Aim of the exercise |
Track down the lines that contain "figures" and copy them.

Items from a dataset

⟨

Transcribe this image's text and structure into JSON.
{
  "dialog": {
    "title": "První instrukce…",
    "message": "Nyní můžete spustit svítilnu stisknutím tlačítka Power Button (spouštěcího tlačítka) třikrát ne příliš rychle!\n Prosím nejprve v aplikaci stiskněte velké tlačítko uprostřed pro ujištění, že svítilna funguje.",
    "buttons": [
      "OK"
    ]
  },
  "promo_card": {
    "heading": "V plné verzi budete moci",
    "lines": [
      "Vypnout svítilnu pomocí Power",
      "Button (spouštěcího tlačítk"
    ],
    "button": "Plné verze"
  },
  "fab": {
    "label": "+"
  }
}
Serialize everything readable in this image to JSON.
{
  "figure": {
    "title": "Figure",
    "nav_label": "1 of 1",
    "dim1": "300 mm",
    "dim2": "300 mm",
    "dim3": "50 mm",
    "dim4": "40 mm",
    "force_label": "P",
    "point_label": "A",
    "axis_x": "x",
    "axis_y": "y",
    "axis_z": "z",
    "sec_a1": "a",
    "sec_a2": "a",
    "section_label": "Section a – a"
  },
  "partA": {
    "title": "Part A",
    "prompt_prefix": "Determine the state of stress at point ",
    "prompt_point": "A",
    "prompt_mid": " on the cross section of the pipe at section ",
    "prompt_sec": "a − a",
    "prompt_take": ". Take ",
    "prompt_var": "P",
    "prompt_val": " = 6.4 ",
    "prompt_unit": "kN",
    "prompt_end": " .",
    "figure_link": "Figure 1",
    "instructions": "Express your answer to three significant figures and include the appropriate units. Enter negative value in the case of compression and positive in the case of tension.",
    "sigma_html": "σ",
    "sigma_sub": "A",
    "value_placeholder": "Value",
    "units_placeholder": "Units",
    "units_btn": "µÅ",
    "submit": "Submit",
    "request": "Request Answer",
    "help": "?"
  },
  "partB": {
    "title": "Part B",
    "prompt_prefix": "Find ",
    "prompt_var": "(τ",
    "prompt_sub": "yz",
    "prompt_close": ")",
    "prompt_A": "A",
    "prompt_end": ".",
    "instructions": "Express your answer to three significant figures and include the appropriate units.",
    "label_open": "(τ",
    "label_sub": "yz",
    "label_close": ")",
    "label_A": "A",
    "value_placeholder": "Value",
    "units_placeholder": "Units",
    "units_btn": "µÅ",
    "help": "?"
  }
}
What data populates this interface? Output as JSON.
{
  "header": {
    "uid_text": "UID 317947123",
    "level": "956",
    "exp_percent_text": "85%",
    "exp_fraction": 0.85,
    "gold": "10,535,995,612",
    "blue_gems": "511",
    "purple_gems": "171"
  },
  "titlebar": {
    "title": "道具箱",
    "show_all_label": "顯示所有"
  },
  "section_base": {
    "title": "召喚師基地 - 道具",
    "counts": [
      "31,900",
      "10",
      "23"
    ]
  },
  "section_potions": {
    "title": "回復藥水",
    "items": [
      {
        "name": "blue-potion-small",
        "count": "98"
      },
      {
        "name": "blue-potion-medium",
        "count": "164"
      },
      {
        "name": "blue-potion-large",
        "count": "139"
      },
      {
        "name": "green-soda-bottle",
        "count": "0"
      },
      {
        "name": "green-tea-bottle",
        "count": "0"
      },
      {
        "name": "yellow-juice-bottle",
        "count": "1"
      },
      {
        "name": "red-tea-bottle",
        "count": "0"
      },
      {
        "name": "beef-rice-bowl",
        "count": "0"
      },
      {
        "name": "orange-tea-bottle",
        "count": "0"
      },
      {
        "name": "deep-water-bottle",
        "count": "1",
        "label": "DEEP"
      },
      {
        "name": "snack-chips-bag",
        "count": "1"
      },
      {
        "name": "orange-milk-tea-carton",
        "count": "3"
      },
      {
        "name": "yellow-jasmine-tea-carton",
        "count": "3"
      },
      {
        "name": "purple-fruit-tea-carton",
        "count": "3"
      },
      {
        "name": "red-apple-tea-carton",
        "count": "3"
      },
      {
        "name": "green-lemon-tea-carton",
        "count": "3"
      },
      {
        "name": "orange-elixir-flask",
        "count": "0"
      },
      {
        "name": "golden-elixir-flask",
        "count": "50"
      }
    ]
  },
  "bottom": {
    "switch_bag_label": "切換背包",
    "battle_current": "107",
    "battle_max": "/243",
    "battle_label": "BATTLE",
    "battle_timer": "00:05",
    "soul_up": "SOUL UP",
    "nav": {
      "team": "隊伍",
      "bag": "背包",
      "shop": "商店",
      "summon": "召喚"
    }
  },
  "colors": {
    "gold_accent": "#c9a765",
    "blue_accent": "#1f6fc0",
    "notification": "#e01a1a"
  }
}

⟩

Full solution |
    "instructions": "Express your answer to three significant figures and include the appropriate units. Enter negative value in the case of compression and positive in the case of tension.",
    "instructions": "Express your answer to three significant figures and include the appropriate units.",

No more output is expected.